--- Start ---
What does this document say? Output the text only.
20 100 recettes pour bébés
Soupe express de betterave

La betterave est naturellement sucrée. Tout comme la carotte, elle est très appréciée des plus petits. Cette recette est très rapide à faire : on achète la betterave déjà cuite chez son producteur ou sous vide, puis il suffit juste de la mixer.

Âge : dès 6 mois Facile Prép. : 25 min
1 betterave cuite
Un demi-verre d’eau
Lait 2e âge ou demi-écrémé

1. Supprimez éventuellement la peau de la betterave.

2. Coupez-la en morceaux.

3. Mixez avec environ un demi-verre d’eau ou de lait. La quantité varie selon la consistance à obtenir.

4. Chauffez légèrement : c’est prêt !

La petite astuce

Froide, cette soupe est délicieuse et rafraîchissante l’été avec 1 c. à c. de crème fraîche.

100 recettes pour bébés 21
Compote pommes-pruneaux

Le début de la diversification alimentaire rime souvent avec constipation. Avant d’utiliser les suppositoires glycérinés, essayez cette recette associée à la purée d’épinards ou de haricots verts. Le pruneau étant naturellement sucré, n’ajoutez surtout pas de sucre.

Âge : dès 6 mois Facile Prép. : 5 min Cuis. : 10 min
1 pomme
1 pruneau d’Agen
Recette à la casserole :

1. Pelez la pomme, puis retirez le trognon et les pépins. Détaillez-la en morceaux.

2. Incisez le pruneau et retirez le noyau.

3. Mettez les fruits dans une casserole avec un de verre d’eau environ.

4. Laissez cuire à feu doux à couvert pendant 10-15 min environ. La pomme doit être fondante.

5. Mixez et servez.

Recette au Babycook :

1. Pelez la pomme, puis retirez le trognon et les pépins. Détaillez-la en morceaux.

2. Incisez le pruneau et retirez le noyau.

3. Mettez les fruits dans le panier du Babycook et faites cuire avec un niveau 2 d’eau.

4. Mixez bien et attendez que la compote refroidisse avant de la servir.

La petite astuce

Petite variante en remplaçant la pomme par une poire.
--- End ---
--- Start ---
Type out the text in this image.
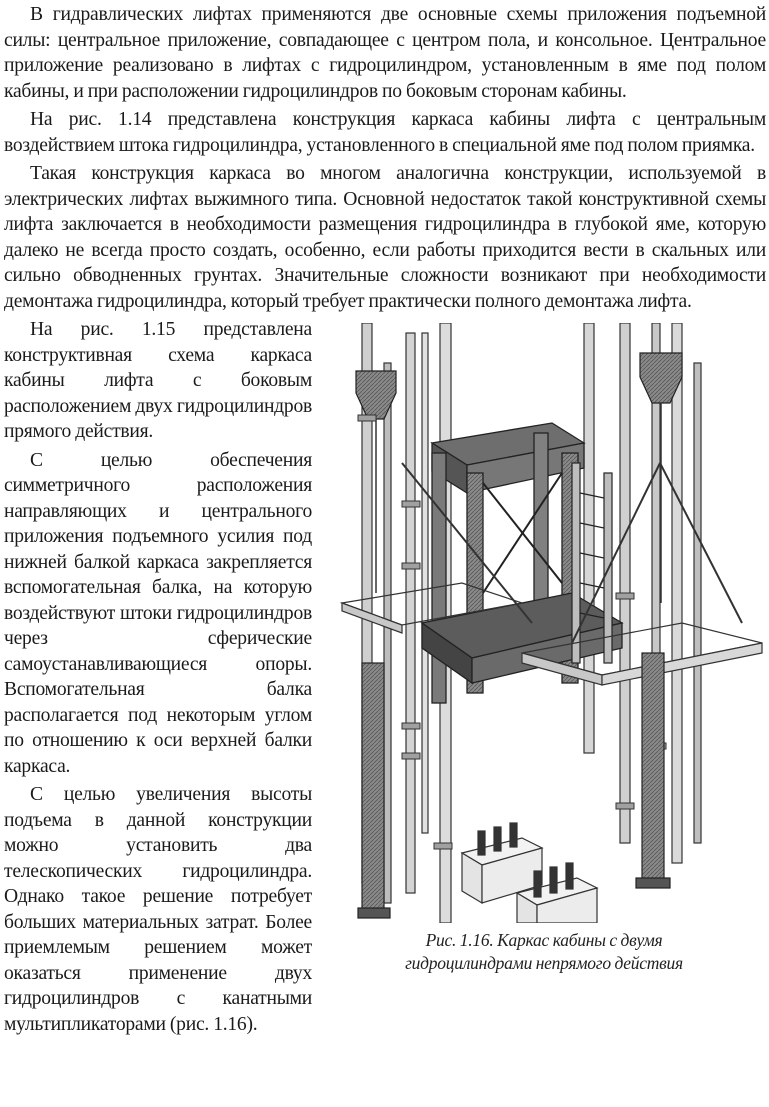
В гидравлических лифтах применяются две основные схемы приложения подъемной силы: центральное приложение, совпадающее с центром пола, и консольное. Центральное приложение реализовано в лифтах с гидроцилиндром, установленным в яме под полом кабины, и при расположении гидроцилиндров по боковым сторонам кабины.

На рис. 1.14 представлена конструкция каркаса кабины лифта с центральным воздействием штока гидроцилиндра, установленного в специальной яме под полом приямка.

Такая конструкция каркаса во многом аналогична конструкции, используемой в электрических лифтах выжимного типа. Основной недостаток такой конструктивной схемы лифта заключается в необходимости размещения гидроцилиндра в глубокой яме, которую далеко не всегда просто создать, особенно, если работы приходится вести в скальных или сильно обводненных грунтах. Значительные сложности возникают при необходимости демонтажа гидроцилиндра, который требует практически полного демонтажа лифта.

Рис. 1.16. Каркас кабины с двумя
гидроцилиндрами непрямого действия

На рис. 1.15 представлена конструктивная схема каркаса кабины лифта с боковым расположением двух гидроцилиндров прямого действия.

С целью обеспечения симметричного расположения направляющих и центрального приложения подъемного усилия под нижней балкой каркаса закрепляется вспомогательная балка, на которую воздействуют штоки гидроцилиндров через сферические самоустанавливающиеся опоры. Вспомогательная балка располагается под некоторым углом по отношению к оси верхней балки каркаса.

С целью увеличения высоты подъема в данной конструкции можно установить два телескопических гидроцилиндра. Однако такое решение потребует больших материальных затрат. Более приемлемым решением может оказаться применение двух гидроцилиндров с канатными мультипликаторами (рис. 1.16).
--- End ---
- **What the task asks**: Report how many lines include the word "Prép". Give nothing but the number.

- **Task answer**: 2